* _Task details_:
Make an exact copy of all the entries, but do not reproduce the pictures.

··· Records for this exercise

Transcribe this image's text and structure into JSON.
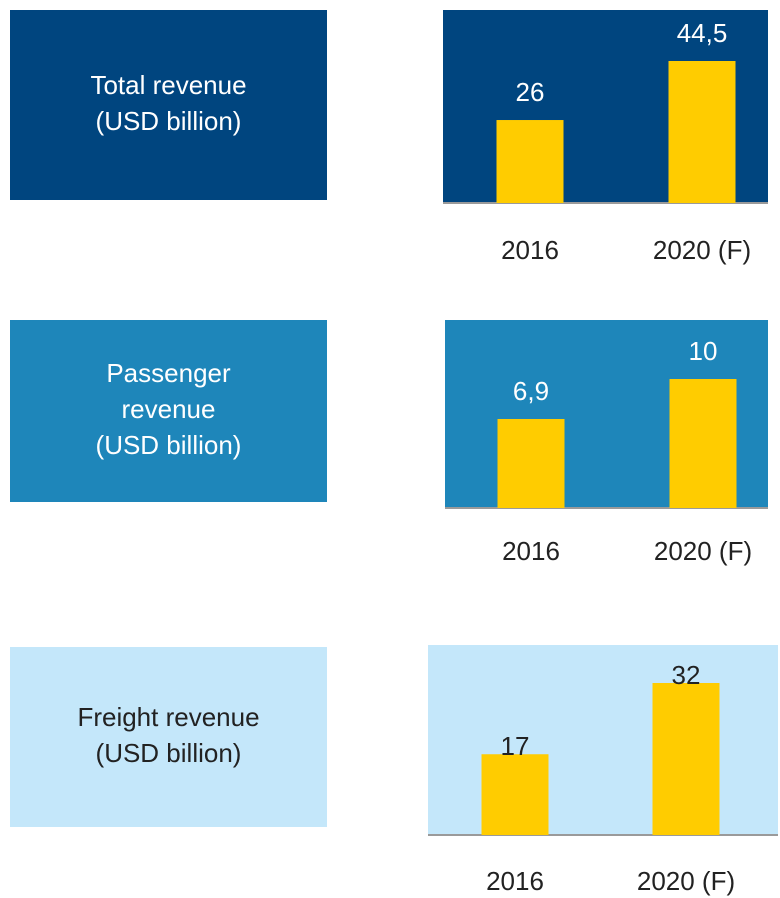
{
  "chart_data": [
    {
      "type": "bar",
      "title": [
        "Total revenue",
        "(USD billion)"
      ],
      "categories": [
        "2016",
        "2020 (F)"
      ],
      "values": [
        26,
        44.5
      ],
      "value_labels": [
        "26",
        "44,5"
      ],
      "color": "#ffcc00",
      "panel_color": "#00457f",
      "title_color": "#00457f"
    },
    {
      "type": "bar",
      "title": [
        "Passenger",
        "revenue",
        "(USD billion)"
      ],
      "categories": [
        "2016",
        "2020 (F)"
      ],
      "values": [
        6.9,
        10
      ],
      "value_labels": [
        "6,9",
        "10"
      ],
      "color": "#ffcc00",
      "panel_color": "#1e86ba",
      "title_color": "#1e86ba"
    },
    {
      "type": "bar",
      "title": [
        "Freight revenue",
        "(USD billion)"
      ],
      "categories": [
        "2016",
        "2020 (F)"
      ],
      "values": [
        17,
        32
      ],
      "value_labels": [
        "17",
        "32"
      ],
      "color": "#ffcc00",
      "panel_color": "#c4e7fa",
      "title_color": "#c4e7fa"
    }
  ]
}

······

* _Written response_:
Transcribe this image's text and structure into JSON.
{
  "chart_data": [
    {
      "type": "bar",
      "title": [
        "Total revenue",
        "(USD billion)"
      ],
      "categories": [
        "2016",
        "2020 (F)"
      ],
      "values": [
        26,
        44.5
      ],
      "value_labels": [
        "26",
        "44,5"
      ],
      "color": "#ffcc00",
      "panel_color": "#00457f",
      "title_color": "#00457f"
    },
    {
      "type": "bar",
      "title": [
        "Passenger",
        "revenue",
        "(USD billion)"
      ],
      "categories": [
        "2016",
        "2020 (F)"
      ],
      "values": [
        6.9,
        10
      ],
      "value_labels": [
        "6,9",
        "10"
      ],
      "color": "#ffcc00",
      "panel_color": "#1e86ba",
      "title_color": "#1e86ba"
    },
    {
      "type": "bar",
      "title": [
        "Freight revenue",
        "(USD billion)"
      ],
      "categories": [
        "2016",
        "2020 (F)"
      ],
      "values": [
        17,
        32
      ],
      "value_labels": [
        "17",
        "32"
      ],
      "color": "#ffcc00",
      "panel_color": "#c4e7fa",
      "title_color": "#c4e7fa"
    }
  ]
}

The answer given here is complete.